= Goal =
Within the material below, find each line bearing the word "JSON" and present it.
'''
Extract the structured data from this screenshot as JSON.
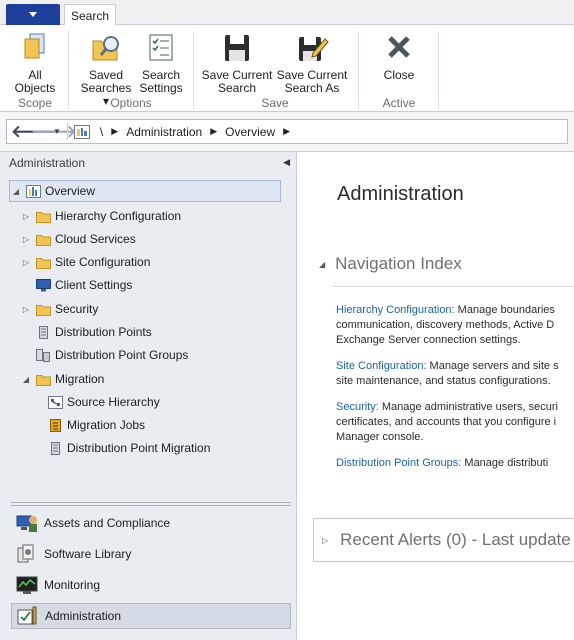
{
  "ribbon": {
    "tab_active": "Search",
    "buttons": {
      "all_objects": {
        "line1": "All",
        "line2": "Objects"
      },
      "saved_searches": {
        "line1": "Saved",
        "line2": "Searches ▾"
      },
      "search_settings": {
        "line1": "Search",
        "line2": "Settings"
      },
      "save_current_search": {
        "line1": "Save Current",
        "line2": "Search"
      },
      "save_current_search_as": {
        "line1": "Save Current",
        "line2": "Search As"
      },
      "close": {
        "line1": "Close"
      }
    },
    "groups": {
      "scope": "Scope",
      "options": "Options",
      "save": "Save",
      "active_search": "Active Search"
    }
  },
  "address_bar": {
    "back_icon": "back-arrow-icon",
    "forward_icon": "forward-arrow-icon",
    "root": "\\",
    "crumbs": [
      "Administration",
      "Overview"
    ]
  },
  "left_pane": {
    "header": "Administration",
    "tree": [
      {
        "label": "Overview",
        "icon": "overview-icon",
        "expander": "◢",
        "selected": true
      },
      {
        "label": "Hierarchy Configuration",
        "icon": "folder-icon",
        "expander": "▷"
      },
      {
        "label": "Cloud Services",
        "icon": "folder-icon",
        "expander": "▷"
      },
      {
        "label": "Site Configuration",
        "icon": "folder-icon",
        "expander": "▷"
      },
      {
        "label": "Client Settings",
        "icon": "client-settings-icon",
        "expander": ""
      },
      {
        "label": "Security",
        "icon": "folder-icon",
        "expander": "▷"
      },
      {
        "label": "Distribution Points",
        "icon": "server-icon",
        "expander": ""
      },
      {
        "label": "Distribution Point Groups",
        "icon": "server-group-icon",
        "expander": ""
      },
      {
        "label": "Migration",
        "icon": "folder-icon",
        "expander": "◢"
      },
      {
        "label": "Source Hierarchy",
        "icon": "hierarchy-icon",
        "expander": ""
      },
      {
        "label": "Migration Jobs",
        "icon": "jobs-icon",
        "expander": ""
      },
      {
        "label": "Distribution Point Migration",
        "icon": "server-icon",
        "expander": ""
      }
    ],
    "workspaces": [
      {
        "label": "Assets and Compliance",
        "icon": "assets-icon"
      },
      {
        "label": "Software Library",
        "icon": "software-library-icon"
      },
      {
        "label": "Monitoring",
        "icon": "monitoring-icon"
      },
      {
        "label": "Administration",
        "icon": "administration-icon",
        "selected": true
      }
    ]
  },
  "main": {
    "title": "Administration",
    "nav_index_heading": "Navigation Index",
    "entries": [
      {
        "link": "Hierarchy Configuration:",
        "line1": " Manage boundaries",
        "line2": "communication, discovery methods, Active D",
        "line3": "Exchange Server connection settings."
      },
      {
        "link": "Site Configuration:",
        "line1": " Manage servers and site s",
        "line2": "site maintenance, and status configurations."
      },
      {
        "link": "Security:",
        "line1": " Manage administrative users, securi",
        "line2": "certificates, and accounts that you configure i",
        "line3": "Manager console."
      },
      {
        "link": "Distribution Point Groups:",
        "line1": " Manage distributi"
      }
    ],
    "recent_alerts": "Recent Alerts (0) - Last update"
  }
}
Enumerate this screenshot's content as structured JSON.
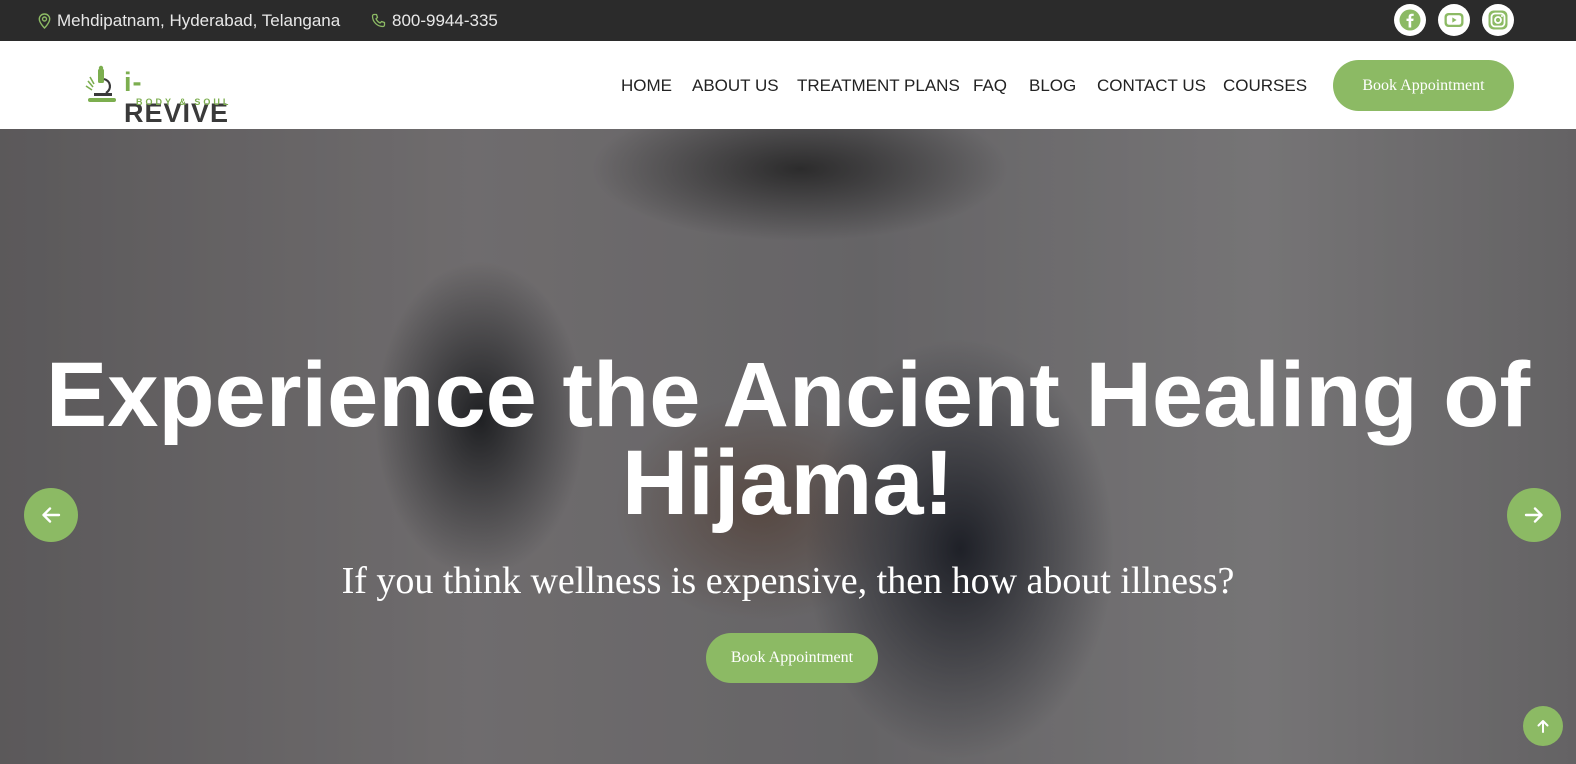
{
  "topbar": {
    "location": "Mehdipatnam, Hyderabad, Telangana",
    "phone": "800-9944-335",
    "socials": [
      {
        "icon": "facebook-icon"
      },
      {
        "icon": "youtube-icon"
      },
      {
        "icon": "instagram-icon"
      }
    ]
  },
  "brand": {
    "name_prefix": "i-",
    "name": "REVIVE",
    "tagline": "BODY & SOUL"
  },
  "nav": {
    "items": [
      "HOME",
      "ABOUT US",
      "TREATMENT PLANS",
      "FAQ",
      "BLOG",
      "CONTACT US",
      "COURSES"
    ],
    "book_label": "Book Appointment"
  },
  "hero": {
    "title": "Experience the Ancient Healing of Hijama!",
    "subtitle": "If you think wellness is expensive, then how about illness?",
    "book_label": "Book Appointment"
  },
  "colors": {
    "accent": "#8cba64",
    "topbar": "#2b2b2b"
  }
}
'''
= Response to the exercise =
Extract the structured data from this screenshot as JSON.
Enumerate this screenshot's content as structured JSON.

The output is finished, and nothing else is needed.